Please output the data below line for line, with nothing changed.

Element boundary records
=-=-=

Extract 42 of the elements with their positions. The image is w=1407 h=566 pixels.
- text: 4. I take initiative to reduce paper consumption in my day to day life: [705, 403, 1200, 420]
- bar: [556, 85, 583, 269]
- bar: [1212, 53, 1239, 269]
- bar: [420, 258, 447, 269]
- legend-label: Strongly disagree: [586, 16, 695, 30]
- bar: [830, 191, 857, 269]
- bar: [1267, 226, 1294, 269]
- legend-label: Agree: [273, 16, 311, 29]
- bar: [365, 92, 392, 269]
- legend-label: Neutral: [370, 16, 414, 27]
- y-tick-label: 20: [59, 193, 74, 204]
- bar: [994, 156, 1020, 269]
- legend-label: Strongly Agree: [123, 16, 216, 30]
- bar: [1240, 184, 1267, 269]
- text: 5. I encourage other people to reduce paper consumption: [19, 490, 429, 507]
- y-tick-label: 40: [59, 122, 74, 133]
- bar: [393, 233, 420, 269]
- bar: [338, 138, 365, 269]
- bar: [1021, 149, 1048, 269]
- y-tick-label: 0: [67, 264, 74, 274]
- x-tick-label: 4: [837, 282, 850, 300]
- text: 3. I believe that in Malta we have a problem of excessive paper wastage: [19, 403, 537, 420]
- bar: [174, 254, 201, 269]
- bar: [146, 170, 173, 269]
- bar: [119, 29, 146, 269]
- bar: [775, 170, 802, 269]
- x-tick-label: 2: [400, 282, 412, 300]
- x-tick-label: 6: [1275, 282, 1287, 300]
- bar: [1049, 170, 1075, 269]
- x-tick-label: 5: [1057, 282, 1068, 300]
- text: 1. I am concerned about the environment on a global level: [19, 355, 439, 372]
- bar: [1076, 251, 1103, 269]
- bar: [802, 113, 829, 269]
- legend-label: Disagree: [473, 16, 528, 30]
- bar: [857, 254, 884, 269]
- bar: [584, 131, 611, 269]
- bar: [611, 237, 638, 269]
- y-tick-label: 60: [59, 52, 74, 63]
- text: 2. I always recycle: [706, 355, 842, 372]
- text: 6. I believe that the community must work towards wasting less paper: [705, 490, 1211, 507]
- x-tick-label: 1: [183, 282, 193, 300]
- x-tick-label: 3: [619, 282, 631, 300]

=-=-=

* [Written answer]
Extract 42 of the elements with their positions. The image is w=1407 h=566 pixels.
- text: 4. I take initiative to reduce paper consumption in my day to day life: [705, 403, 1200, 420]
- bar: [556, 85, 583, 269]
- bar: [1212, 53, 1239, 269]
- bar: [420, 258, 447, 269]
- legend-label: Strongly disagree: [586, 16, 695, 30]
- bar: [830, 191, 857, 269]
- bar: [1267, 226, 1294, 269]
- legend-label: Agree: [273, 16, 311, 29]
- bar: [365, 92, 392, 269]
- legend-label: Neutral: [370, 16, 414, 27]
- y-tick-label: 20: [59, 193, 74, 204]
- bar: [994, 156, 1020, 269]
- legend-label: Strongly Agree: [123, 16, 216, 30]
- bar: [1240, 184, 1267, 269]
- text: 5. I encourage other people to reduce paper consumption: [19, 490, 429, 507]
- y-tick-label: 40: [59, 122, 74, 133]
- bar: [393, 233, 420, 269]
- bar: [338, 138, 365, 269]
- bar: [1021, 149, 1048, 269]
- y-tick-label: 0: [67, 264, 74, 274]
- x-tick-label: 4: [837, 282, 850, 300]
- text: 3. I believe that in Malta we have a problem of excessive paper wastage: [19, 403, 537, 420]
- bar: [174, 254, 201, 269]
- bar: [146, 170, 173, 269]
- bar: [119, 29, 146, 269]
- bar: [775, 170, 802, 269]
- x-tick-label: 2: [400, 282, 412, 300]
- x-tick-label: 6: [1275, 282, 1287, 300]
- bar: [1049, 170, 1075, 269]
- x-tick-label: 5: [1057, 282, 1068, 300]
- text: 1. I am concerned about the environment on a global level: [19, 355, 439, 372]
- bar: [1076, 251, 1103, 269]
- bar: [802, 113, 829, 269]
- legend-label: Disagree: [473, 16, 528, 30]
- bar: [857, 254, 884, 269]
- bar: [584, 131, 611, 269]
- bar: [611, 237, 638, 269]
- y-tick-label: 60: [59, 52, 74, 63]
- text: 2. I always recycle: [706, 355, 842, 372]
- text: 6. I believe that the community must work towards wasting less paper: [705, 490, 1211, 507]
- x-tick-label: 1: [183, 282, 193, 300]
- x-tick-label: 3: [619, 282, 631, 300]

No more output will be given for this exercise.